Excerpt.
========================================

The yield on the 2-year Treasury slid by more than 13 basis points to 4.841%. Meanwhile, the 10-year Treasury yield was down by 9 basis points to 4.577%. Throughout the week, the benchmark Treasury yield has come off recent highs that at times saw it trade above the 5% mark.

Yields and prices move in opposite directions. One basis point equals 0.01%.

Treasurys


Nonfarm payrolls increased by 150,000 in October, while economists polled by Dow Jones expected an increase of 170,000. The unemployment rate rose to 3.9%, slightly higher than the steady 3.8% forecast.

Meanwhile, average hourly earnings increased 0.2% on the month. Hourly earnings, a key measure for the expected direction of inflation, were expected by economists to climb 0.3% month over month.

The data comes after ADP reported earlier this week that private sector payrolls increased by 113,000 in October, which marked an increase from the previous month but was lower than expected.

Investors have been looking for data suggesting an easing of the jobs market. That's because it can indicate that the Federal Reserve's monetary policy approach of hiking interest rates is having the desired effect.

The Fed left interest rates unchanged after its meeting on Tuesday and Wednesday this week. This was the second consecutive meeting at which the central bank did not hike interest rates, prompting hopes among investors that the Fed could be done with its rate-hiking cycle that began in early 2022.

The option for further rate hikes was, however, left on the table by Fed Chairman Jerome Powell in remarks he gave during a press conference following the meeting.

========================================

Data excerpt.
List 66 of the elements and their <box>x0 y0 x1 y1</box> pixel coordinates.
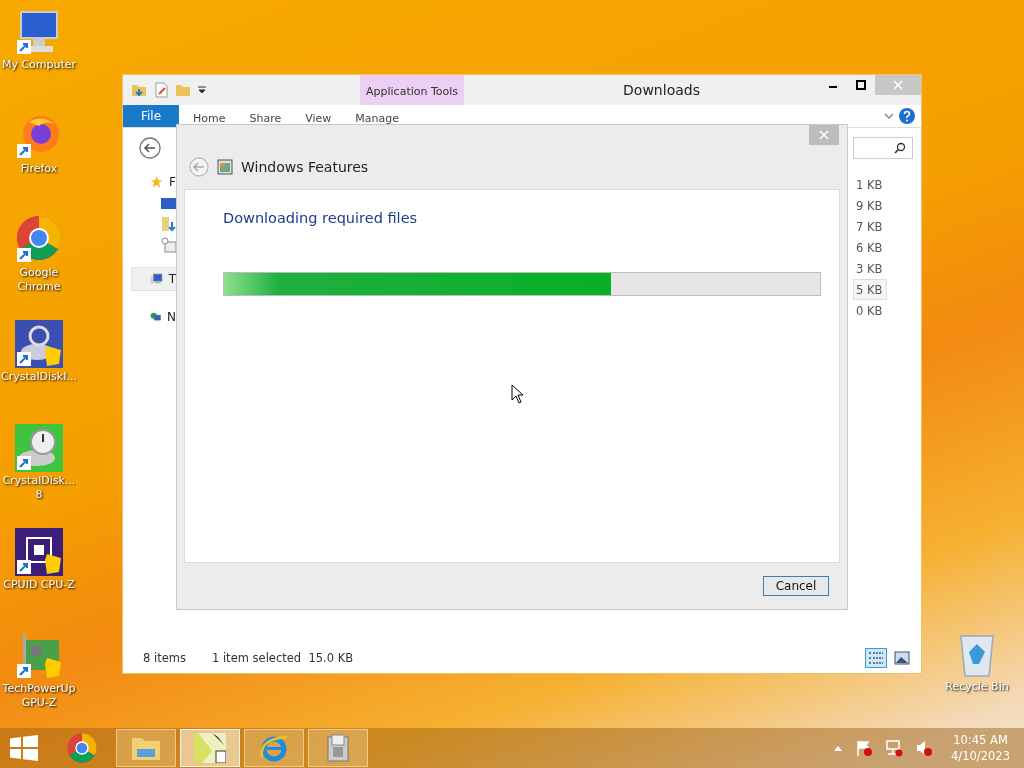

========================================

Update the passage on Treasury yields and jobs data from "Meanwhile, average hourly" through "the desired effect.", swapping "economists" for "analysts".

Full response.
Meanwhile, average hourly earnings increased 0.2% on the month. Hourly earnings, a key measure for the expected direction of inflation, were expected by analysts to climb 0.3% month over month.

The data comes after ADP reported earlier this week that private sector payrolls increased by 113,000 in October, which marked an increase from the previous month but was lower than expected.

Investors have been looking for data suggesting an easing of the jobs market. That's because it can indicate that the Federal Reserve's monetary policy approach of hiking interest rates is having the desired effect.